_The task_: Render the following material again verbatim, leaving nothing out.

(Saved entries)

________________________________________

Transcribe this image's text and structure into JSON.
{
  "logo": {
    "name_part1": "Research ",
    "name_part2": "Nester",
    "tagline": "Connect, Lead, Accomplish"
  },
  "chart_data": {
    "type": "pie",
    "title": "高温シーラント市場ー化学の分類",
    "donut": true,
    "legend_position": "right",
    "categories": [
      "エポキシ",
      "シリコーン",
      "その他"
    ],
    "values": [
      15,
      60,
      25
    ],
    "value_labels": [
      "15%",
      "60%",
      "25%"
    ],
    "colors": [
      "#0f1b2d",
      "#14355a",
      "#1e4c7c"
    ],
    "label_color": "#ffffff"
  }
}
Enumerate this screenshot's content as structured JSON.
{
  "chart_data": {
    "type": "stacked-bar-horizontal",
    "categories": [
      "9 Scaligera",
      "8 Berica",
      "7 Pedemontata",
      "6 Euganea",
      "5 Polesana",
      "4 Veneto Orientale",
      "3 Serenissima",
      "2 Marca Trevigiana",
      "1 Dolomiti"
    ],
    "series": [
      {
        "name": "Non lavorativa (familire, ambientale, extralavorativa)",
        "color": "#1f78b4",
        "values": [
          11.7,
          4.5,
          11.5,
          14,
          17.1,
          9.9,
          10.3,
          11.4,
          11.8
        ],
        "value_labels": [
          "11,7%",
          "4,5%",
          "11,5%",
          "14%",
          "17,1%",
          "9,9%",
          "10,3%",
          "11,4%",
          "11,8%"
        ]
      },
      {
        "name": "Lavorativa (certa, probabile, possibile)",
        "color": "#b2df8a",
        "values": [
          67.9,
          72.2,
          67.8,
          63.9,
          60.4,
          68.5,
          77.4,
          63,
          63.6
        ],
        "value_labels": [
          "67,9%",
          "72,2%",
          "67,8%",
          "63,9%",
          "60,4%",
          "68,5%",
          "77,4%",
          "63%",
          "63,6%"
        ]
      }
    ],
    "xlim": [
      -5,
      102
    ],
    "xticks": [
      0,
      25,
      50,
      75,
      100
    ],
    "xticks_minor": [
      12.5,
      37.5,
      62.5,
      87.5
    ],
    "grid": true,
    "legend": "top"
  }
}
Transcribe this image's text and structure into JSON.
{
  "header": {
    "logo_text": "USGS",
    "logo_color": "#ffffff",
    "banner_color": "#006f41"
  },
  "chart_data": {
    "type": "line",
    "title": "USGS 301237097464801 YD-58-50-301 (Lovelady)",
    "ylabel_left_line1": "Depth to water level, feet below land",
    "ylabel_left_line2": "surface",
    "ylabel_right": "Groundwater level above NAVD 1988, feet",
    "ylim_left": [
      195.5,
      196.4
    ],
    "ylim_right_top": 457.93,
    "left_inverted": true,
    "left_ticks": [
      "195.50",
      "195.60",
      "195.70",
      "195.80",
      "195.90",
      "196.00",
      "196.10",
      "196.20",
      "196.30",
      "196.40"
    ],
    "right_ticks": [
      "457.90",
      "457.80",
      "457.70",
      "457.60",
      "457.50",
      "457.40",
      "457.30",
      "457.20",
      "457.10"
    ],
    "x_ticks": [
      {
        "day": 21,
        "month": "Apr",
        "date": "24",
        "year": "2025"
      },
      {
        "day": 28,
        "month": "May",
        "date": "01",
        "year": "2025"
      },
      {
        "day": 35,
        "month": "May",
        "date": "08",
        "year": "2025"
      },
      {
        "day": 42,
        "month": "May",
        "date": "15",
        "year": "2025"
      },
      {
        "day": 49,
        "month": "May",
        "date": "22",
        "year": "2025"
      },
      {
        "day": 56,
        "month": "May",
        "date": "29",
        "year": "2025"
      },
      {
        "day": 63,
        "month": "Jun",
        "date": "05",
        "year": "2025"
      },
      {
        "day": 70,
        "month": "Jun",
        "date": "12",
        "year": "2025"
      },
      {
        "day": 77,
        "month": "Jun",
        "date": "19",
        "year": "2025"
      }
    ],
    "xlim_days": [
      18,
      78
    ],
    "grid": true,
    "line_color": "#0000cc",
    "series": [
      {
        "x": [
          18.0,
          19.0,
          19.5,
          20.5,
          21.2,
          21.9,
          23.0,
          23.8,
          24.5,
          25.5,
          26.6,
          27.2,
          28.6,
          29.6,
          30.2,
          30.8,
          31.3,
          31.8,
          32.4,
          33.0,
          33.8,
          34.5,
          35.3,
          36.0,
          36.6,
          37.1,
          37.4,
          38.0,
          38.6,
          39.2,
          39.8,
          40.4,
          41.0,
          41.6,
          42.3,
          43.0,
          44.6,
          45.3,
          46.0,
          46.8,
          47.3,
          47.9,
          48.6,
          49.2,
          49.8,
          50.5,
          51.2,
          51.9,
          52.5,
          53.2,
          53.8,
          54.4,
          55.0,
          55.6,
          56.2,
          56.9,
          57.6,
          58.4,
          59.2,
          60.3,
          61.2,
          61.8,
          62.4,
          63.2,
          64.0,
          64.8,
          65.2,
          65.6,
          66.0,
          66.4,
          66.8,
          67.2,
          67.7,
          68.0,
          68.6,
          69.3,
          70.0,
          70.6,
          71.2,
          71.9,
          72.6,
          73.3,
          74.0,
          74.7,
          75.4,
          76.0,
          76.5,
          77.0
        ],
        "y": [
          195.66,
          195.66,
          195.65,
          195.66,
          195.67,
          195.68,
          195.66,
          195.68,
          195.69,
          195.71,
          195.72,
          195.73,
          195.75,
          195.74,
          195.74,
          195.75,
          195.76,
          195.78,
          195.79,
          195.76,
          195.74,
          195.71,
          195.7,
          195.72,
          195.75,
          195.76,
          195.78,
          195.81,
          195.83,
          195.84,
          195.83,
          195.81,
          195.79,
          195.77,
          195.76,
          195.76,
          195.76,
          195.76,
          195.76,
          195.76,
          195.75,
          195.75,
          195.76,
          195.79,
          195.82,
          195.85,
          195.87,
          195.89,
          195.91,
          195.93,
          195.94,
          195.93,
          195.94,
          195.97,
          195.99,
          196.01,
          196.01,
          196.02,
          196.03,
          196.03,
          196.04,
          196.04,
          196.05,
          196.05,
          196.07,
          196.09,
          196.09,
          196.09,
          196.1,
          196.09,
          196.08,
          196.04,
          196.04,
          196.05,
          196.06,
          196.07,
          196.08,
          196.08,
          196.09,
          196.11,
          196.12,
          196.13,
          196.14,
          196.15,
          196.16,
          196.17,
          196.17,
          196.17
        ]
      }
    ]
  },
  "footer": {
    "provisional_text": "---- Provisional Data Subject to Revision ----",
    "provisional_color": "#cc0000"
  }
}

________________________________________

_Right answer_:
Transcribe this image's text and structure into JSON.
{
  "logo": {
    "name_part1": "Research ",
    "name_part2": "Nester",
    "tagline": "Connect, Lead, Accomplish"
  },
  "chart_data": {
    "type": "pie",
    "title": "高温シーラント市場ー化学の分類",
    "donut": true,
    "legend_position": "right",
    "categories": [
      "エポキシ",
      "シリコーン",
      "その他"
    ],
    "values": [
      15,
      60,
      25
    ],
    "value_labels": [
      "15%",
      "60%",
      "25%"
    ],
    "colors": [
      "#0f1b2d",
      "#14355a",
      "#1e4c7c"
    ],
    "label_color": "#ffffff"
  }
}
Enumerate this screenshot's content as structured JSON.
{
  "chart_data": {
    "type": "stacked-bar-horizontal",
    "categories": [
      "9 Scaligera",
      "8 Berica",
      "7 Pedemontata",
      "6 Euganea",
      "5 Polesana",
      "4 Veneto Orientale",
      "3 Serenissima",
      "2 Marca Trevigiana",
      "1 Dolomiti"
    ],
    "series": [
      {
        "name": "Non lavorativa (familire, ambientale, extralavorativa)",
        "color": "#1f78b4",
        "values": [
          11.7,
          4.5,
          11.5,
          14,
          17.1,
          9.9,
          10.3,
          11.4,
          11.8
        ],
        "value_labels": [
          "11,7%",
          "4,5%",
          "11,5%",
          "14%",
          "17,1%",
          "9,9%",
          "10,3%",
          "11,4%",
          "11,8%"
        ]
      },
      {
        "name": "Lavorativa (certa, probabile, possibile)",
        "color": "#b2df8a",
        "values": [
          67.9,
          72.2,
          67.8,
          63.9,
          60.4,
          68.5,
          77.4,
          63,
          63.6
        ],
        "value_labels": [
          "67,9%",
          "72,2%",
          "67,8%",
          "63,9%",
          "60,4%",
          "68,5%",
          "77,4%",
          "63%",
          "63,6%"
        ]
      }
    ],
    "xlim": [
      -5,
      102
    ],
    "xticks": [
      0,
      25,
      50,
      75,
      100
    ],
    "xticks_minor": [
      12.5,
      37.5,
      62.5,
      87.5
    ],
    "grid": true,
    "legend": "top"
  }
}
Transcribe this image's text and structure into JSON.
{
  "header": {
    "logo_text": "USGS",
    "logo_color": "#ffffff",
    "banner_color": "#006f41"
  },
  "chart_data": {
    "type": "line",
    "title": "USGS 301237097464801 YD-58-50-301 (Lovelady)",
    "ylabel_left_line1": "Depth to water level, feet below land",
    "ylabel_left_line2": "surface",
    "ylabel_right": "Groundwater level above NAVD 1988, feet",
    "ylim_left": [
      195.5,
      196.4
    ],
    "ylim_right_top": 457.93,
    "left_inverted": true,
    "left_ticks": [
      "195.50",
      "195.60",
      "195.70",
      "195.80",
      "195.90",
      "196.00",
      "196.10",
      "196.20",
      "196.30",
      "196.40"
    ],
    "right_ticks": [
      "457.90",
      "457.80",
      "457.70",
      "457.60",
      "457.50",
      "457.40",
      "457.30",
      "457.20",
      "457.10"
    ],
    "x_ticks": [
      {
        "day": 21,
        "month": "Apr",
        "date": "24",
        "year": "2025"
      },
      {
        "day": 28,
        "month": "May",
        "date": "01",
        "year": "2025"
      },
      {
        "day": 35,
        "month": "May",
        "date": "08",
        "year": "2025"
      },
      {
        "day": 42,
        "month": "May",
        "date": "15",
        "year": "2025"
      },
      {
        "day": 49,
        "month": "May",
        "date": "22",
        "year": "2025"
      },
      {
        "day": 56,
        "month": "May",
        "date": "29",
        "year": "2025"
      },
      {
        "day": 63,
        "month": "Jun",
        "date": "05",
        "year": "2025"
      },
      {
        "day": 70,
        "month": "Jun",
        "date": "12",
        "year": "2025"
      },
      {
        "day": 77,
        "month": "Jun",
        "date": "19",
        "year": "2025"
      }
    ],
    "xlim_days": [
      18,
      78
    ],
    "grid": true,
    "line_color": "#0000cc",
    "series": [
      {
        "x": [
          18.0,
          19.0,
          19.5,
          20.5,
          21.2,
          21.9,
          23.0,
          23.8,
          24.5,
          25.5,
          26.6,
          27.2,
          28.6,
          29.6,
          30.2,
          30.8,
          31.3,
          31.8,
          32.4,
          33.0,
          33.8,
          34.5,
          35.3,
          36.0,
          36.6,
          37.1,
          37.4,
          38.0,
          38.6,
          39.2,
          39.8,
          40.4,
          41.0,
          41.6,
          42.3,
          43.0,
          44.6,
          45.3,
          46.0,
          46.8,
          47.3,
          47.9,
          48.6,
          49.2,
          49.8,
          50.5,
          51.2,
          51.9,
          52.5,
          53.2,
          53.8,
          54.4,
          55.0,
          55.6,
          56.2,
          56.9,
          57.6,
          58.4,
          59.2,
          60.3,
          61.2,
          61.8,
          62.4,
          63.2,
          64.0,
          64.8,
          65.2,
          65.6,
          66.0,
          66.4,
          66.8,
          67.2,
          67.7,
          68.0,
          68.6,
          69.3,
          70.0,
          70.6,
          71.2,
          71.9,
          72.6,
          73.3,
          74.0,
          74.7,
          75.4,
          76.0,
          76.5,
          77.0
        ],
        "y": [
          195.66,
          195.66,
          195.65,
          195.66,
          195.67,
          195.68,
          195.66,
          195.68,
          195.69,
          195.71,
          195.72,
          195.73,
          195.75,
          195.74,
          195.74,
          195.75,
          195.76,
          195.78,
          195.79,
          195.76,
          195.74,
          195.71,
          195.7,
          195.72,
          195.75,
          195.76,
          195.78,
          195.81,
          195.83,
          195.84,
          195.83,
          195.81,
          195.79,
          195.77,
          195.76,
          195.76,
          195.76,
          195.76,
          195.76,
          195.76,
          195.75,
          195.75,
          195.76,
          195.79,
          195.82,
          195.85,
          195.87,
          195.89,
          195.91,
          195.93,
          195.94,
          195.93,
          195.94,
          195.97,
          195.99,
          196.01,
          196.01,
          196.02,
          196.03,
          196.03,
          196.04,
          196.04,
          196.05,
          196.05,
          196.07,
          196.09,
          196.09,
          196.09,
          196.1,
          196.09,
          196.08,
          196.04,
          196.04,
          196.05,
          196.06,
          196.07,
          196.08,
          196.08,
          196.09,
          196.11,
          196.12,
          196.13,
          196.14,
          196.15,
          196.16,
          196.17,
          196.17,
          196.17
        ]
      }
    ]
  },
  "footer": {
    "provisional_text": "---- Provisional Data Subject to Revision ----",
    "provisional_color": "#cc0000"
  }
}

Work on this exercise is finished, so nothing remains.